## Testo fornito
########

L’ASSUNZIONE DEL MUTUO GARANTITO DA PARTE DELL’AGGIUDICATARIO
Tra le caratteristiche
più tipiche del popolo italiano, vi è quella di invocare
continue riforme per migliorare tutto quanto si ritiene migliorabile e
la materia delle aste giudiziarie immobiliari non sfugge alla regola. Anzi,
disciplinata com’è dal combinato disposto del codice di procedura
civile (c.p.c.) e della legge fallimentare (L.F.), entrambi del 1942, obsoleto
sarebbe chi affermasse che di riforma non vi sia bisogno.
Nello specifico
campo della vendita immobiliare coattiva, del resto, l’avvento di nuove
figure professionali, come i mediatori immobiliari, e di nuove forme
di finanziamento e creditizie, rende effettivamente “antico” e, per certi
versi, anche un po’ “provinciale”, l’apparato giudiziario che sembrerebbe
pretendere solo il pagamento immediato (entro il termine massimo di sessanta
giorni dall’aggiudicazione), per contanti e presso il tribunale, pure se
si vendono immobili del valore di miliardi.
A volte, tuttavia,
le riforme si invocano prima ancora di aver sperimentato compiutamente
l’efficacia delle antiche regole e, tra questi casi, vi è quello
che la rubrica dell’art. 508 c.p.c. definisce come: “Assunzione di debiti
da parte dell’aggiudicatario o dell’assegnatario”.
Si tratta
di questo.
Con l’autorizzazione
del giudice dell’esecuzione (o del giudice delegato, nel caso del fallimento),
l’aggiudicatario, ovvero l’assegnatario, può concordare col creditore
pignoratizio o ipotecario l’assunzione del debito, con le garanzie ad esso
inerenti, liberando il debitore.
L’art. 508
c.p.c., di cui è stato appena riassunto il 1° comma, non ha
avuto, nel corso dei decenni, l’applicazione che ci si sarebbe aspettata,
sebbene preveda la possibilità, per l’aggiudicatario, ovvero per
l’assegnatario, di dilazionare una cospicua parte, se non l’interezza,
del prezzo dell’aggiudicazione, ovvero dell’assegnazione, dell’immobile
pignorato. Una volta tanto, quindi, non è colpa della Giustizia
se uno strumento che facilita l’accesso alle aste immobiliari non ha trovato
un’ampia diffusione, ma è colpa del mercato degli interessati allo
specifico settore, rimasto inerte e pigro nonostante l’interessante agevolazione
offertagli.

########

## Estratto del dataset
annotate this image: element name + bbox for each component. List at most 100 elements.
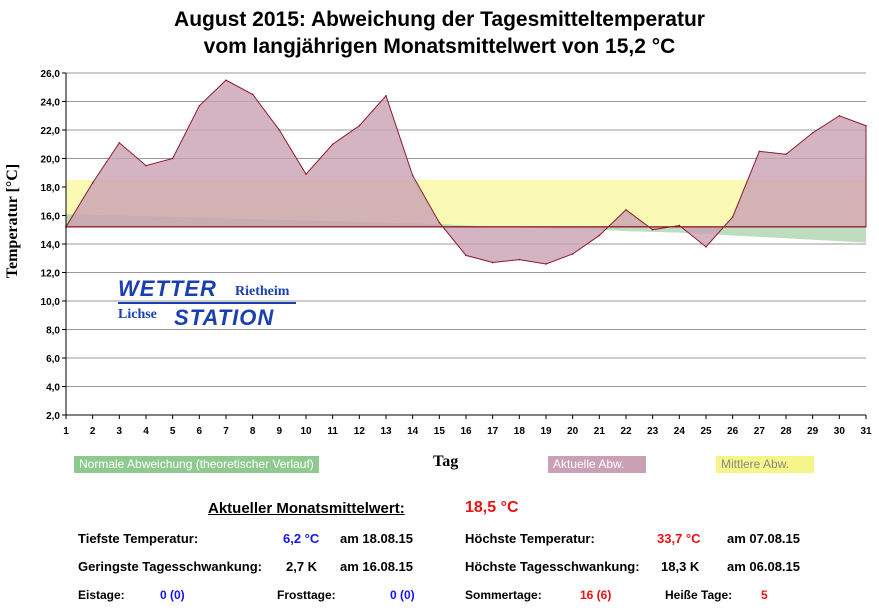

########

## Compiti da svolgere
**A.** Riassumi in due frasi il testo sull'assunzione del debito da parte dell'aggiudicatario.
**B.** Nel testo sull'assunzione del debito da parte dell'aggiudicatario, per quale motivo la scarsa diffusione dello strumento previsto dall'art. 508 c.p.c. non è attribuita alla Giustizia? Rispondi in una o due frasi.
L'elenco non ha alcun legame con il testo fornito.

## Risposte agli esercizi
**A.** La vendita immobiliare coattiva è regolata dal codice di procedura civile e dalla legge fallimentare del 1942 e appare antiquata di fronte a nuovi professionisti e nuove forme di finanziamento, perché sembra esigere solo il pagamento immediato per contanti. L'art. 508 c.p.c. consente però all'aggiudicatario o all'assegnatario, con l'autorizzazione del giudice, di assumersi il debito verso il creditore pignoratizio o ipotecario liberando il debitore, ma questo strumento ha avuto scarsa applicazione a causa di un mercato rimasto inerte.

**B.** L'articolo offre già all'aggiudicatario o all'assegnatario la possibilità di dilazionare una parte cospicua del prezzo, se non l'intero importo. La colpa ricade quindi sul mercato degli interessati al settore, rimasto inerte e pigro nonostante questa agevolazione.